>> Begin Supplied data

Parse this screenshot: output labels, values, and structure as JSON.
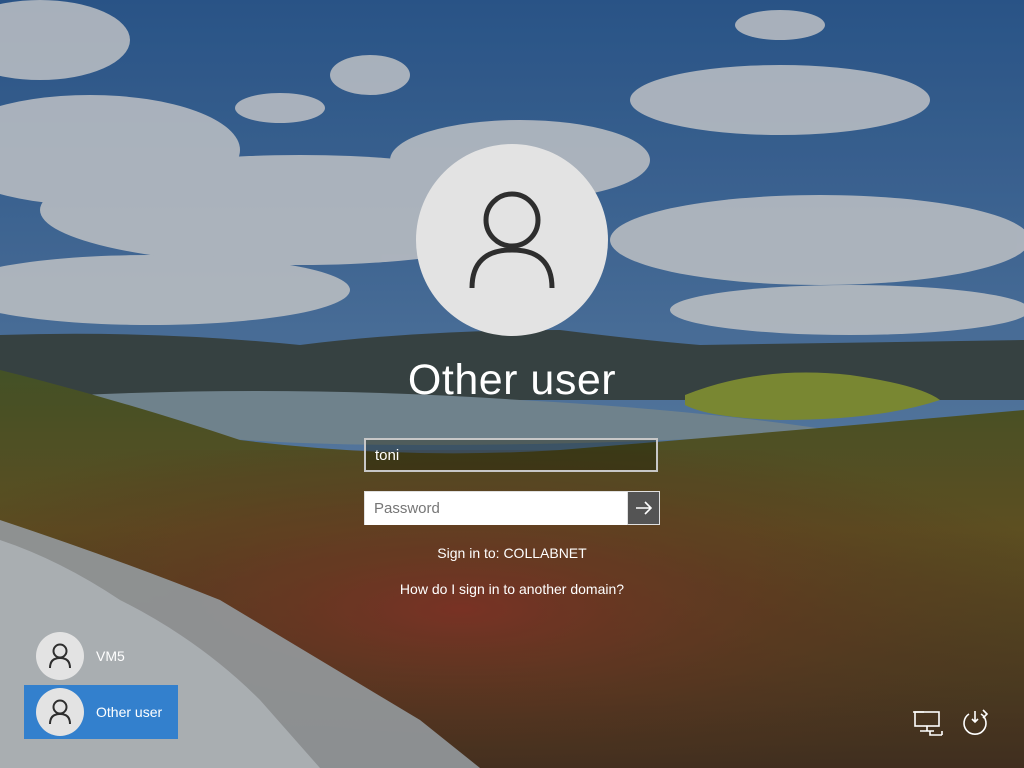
{
  "login": {
    "title": "Other user",
    "username_value": "toni",
    "password_placeholder": "Password",
    "sign_in_to": "Sign in to: COLLABNET",
    "domain_help_link": "How do I sign in to another domain?",
    "submit_icon": "arrow-right-icon",
    "avatar_icon": "user-silhouette-icon"
  },
  "user_list": [
    {
      "label": "VM5",
      "icon": "user-silhouette-icon",
      "selected": false
    },
    {
      "label": "Other user",
      "icon": "user-silhouette-icon",
      "selected": true
    }
  ],
  "system_icons": {
    "network": "network-icon",
    "power": "power-icon"
  },
  "colors": {
    "selected_tile": "#1e78d2",
    "avatar_bg": "#e3e3e3",
    "submit_button_bg": "#545454"
  }
}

>> End Supplied data

Give every record again exactly, apart from the pictures, which stay out.

> **Answer**:
Parse this screenshot: output labels, values, and structure as JSON.
{
  "login": {
    "title": "Other user",
    "username_value": "toni",
    "password_placeholder": "Password",
    "sign_in_to": "Sign in to: COLLABNET",
    "domain_help_link": "How do I sign in to another domain?",
    "submit_icon": "arrow-right-icon",
    "avatar_icon": "user-silhouette-icon"
  },
  "user_list": [
    {
      "label": "VM5",
      "icon": "user-silhouette-icon",
      "selected": false
    },
    {
      "label": "Other user",
      "icon": "user-silhouette-icon",
      "selected": true
    }
  ],
  "system_icons": {
    "network": "network-icon",
    "power": "power-icon"
  },
  "colors": {
    "selected_tile": "#1e78d2",
    "avatar_bg": "#e3e3e3",
    "submit_button_bg": "#545454"
  }
}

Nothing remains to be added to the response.